→ **STATED PROBLEM**:
Each record below is to be reproduced without any change.

• • • • • • •

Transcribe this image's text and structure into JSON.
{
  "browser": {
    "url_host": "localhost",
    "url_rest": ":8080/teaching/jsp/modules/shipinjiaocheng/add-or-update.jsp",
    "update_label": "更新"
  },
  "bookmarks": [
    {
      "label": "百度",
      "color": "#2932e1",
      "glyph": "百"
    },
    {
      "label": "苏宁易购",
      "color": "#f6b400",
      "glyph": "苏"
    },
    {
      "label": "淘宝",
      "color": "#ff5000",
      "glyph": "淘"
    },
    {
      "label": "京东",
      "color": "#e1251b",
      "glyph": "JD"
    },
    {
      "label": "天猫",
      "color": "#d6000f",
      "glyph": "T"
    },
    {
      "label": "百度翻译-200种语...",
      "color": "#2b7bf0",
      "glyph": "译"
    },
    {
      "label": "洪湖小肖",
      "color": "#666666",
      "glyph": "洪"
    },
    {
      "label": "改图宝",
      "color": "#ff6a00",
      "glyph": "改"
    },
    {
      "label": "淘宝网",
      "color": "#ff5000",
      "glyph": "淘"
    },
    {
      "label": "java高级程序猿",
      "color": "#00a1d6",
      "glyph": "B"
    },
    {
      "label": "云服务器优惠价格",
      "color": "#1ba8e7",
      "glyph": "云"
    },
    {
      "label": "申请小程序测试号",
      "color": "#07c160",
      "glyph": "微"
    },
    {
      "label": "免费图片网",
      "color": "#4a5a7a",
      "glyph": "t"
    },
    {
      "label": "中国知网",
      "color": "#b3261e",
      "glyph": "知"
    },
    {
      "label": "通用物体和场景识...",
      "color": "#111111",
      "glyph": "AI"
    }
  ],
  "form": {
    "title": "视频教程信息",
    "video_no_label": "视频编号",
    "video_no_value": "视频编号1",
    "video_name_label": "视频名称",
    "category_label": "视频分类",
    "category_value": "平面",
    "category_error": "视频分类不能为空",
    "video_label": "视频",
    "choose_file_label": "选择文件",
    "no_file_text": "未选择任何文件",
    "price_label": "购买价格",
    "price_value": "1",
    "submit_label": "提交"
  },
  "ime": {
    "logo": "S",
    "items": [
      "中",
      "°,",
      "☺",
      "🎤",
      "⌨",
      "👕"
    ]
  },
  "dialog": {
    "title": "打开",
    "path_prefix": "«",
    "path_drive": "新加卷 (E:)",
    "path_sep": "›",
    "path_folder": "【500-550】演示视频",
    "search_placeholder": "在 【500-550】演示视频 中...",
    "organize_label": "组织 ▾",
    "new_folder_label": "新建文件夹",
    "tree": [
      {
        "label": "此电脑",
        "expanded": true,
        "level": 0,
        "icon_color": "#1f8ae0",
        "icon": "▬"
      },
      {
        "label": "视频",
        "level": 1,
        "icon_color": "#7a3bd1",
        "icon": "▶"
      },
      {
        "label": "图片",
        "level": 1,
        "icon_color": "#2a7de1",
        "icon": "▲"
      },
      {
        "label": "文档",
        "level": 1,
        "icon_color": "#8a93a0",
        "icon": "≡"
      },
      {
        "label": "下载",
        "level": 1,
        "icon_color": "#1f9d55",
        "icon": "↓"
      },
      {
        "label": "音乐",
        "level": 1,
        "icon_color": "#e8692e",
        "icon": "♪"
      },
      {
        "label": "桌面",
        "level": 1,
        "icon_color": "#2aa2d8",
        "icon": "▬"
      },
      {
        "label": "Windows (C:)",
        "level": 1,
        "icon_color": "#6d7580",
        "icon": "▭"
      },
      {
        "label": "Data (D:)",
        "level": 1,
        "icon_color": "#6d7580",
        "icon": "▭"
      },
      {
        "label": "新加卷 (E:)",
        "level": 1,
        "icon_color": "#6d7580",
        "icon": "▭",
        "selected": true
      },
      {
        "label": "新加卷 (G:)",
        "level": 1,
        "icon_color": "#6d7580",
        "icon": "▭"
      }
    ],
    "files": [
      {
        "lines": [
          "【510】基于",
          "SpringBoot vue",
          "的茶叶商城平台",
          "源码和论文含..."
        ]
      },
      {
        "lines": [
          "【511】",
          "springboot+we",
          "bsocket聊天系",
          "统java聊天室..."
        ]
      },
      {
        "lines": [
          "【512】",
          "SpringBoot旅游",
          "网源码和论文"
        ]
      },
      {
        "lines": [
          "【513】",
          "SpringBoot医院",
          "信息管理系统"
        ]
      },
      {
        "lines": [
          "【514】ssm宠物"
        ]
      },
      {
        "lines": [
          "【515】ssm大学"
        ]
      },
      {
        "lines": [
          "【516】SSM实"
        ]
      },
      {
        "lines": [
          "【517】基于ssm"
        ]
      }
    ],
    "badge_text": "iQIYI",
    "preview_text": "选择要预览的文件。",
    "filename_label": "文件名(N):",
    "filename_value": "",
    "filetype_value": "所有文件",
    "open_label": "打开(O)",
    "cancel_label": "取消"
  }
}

• • • • • • •

→ **TASK ANSWER**:
Transcribe this image's text and structure into JSON.
{
  "browser": {
    "url_host": "localhost",
    "url_rest": ":8080/teaching/jsp/modules/shipinjiaocheng/add-or-update.jsp",
    "update_label": "更新"
  },
  "bookmarks": [
    {
      "label": "百度",
      "color": "#2932e1",
      "glyph": "百"
    },
    {
      "label": "苏宁易购",
      "color": "#f6b400",
      "glyph": "苏"
    },
    {
      "label": "淘宝",
      "color": "#ff5000",
      "glyph": "淘"
    },
    {
      "label": "京东",
      "color": "#e1251b",
      "glyph": "JD"
    },
    {
      "label": "天猫",
      "color": "#d6000f",
      "glyph": "T"
    },
    {
      "label": "百度翻译-200种语...",
      "color": "#2b7bf0",
      "glyph": "译"
    },
    {
      "label": "洪湖小肖",
      "color": "#666666",
      "glyph": "洪"
    },
    {
      "label": "改图宝",
      "color": "#ff6a00",
      "glyph": "改"
    },
    {
      "label": "淘宝网",
      "color": "#ff5000",
      "glyph": "淘"
    },
    {
      "label": "java高级程序猿",
      "color": "#00a1d6",
      "glyph": "B"
    },
    {
      "label": "云服务器优惠价格",
      "color": "#1ba8e7",
      "glyph": "云"
    },
    {
      "label": "申请小程序测试号",
      "color": "#07c160",
      "glyph": "微"
    },
    {
      "label": "免费图片网",
      "color": "#4a5a7a",
      "glyph": "t"
    },
    {
      "label": "中国知网",
      "color": "#b3261e",
      "glyph": "知"
    },
    {
      "label": "通用物体和场景识...",
      "color": "#111111",
      "glyph": "AI"
    }
  ],
  "form": {
    "title": "视频教程信息",
    "video_no_label": "视频编号",
    "video_no_value": "视频编号1",
    "video_name_label": "视频名称",
    "category_label": "视频分类",
    "category_value": "平面",
    "category_error": "视频分类不能为空",
    "video_label": "视频",
    "choose_file_label": "选择文件",
    "no_file_text": "未选择任何文件",
    "price_label": "购买价格",
    "price_value": "1",
    "submit_label": "提交"
  },
  "ime": {
    "logo": "S",
    "items": [
      "中",
      "°,",
      "☺",
      "🎤",
      "⌨",
      "👕"
    ]
  },
  "dialog": {
    "title": "打开",
    "path_prefix": "«",
    "path_drive": "新加卷 (E:)",
    "path_sep": "›",
    "path_folder": "【500-550】演示视频",
    "search_placeholder": "在 【500-550】演示视频 中...",
    "organize_label": "组织 ▾",
    "new_folder_label": "新建文件夹",
    "tree": [
      {
        "label": "此电脑",
        "expanded": true,
        "level": 0,
        "icon_color": "#1f8ae0",
        "icon": "▬"
      },
      {
        "label": "视频",
        "level": 1,
        "icon_color": "#7a3bd1",
        "icon": "▶"
      },
      {
        "label": "图片",
        "level": 1,
        "icon_color": "#2a7de1",
        "icon": "▲"
      },
      {
        "label": "文档",
        "level": 1,
        "icon_color": "#8a93a0",
        "icon": "≡"
      },
      {
        "label": "下载",
        "level": 1,
        "icon_color": "#1f9d55",
        "icon": "↓"
      },
      {
        "label": "音乐",
        "level": 1,
        "icon_color": "#e8692e",
        "icon": "♪"
      },
      {
        "label": "桌面",
        "level": 1,
        "icon_color": "#2aa2d8",
        "icon": "▬"
      },
      {
        "label": "Windows (C:)",
        "level": 1,
        "icon_color": "#6d7580",
        "icon": "▭"
      },
      {
        "label": "Data (D:)",
        "level": 1,
        "icon_color": "#6d7580",
        "icon": "▭"
      },
      {
        "label": "新加卷 (E:)",
        "level": 1,
        "icon_color": "#6d7580",
        "icon": "▭",
        "selected": true
      },
      {
        "label": "新加卷 (G:)",
        "level": 1,
        "icon_color": "#6d7580",
        "icon": "▭"
      }
    ],
    "files": [
      {
        "lines": [
          "【510】基于",
          "SpringBoot vue",
          "的茶叶商城平台",
          "源码和论文含..."
        ]
      },
      {
        "lines": [
          "【511】",
          "springboot+we",
          "bsocket聊天系",
          "统java聊天室..."
        ]
      },
      {
        "lines": [
          "【512】",
          "SpringBoot旅游",
          "网源码和论文"
        ]
      },
      {
        "lines": [
          "【513】",
          "SpringBoot医院",
          "信息管理系统"
        ]
      },
      {
        "lines": [
          "【514】ssm宠物"
        ]
      },
      {
        "lines": [
          "【515】ssm大学"
        ]
      },
      {
        "lines": [
          "【516】SSM实"
        ]
      },
      {
        "lines": [
          "【517】基于ssm"
        ]
      }
    ],
    "badge_text": "iQIYI",
    "preview_text": "选择要预览的文件。",
    "filename_label": "文件名(N):",
    "filename_value": "",
    "filetype_value": "所有文件",
    "open_label": "打开(O)",
    "cancel_label": "取消"
  }
}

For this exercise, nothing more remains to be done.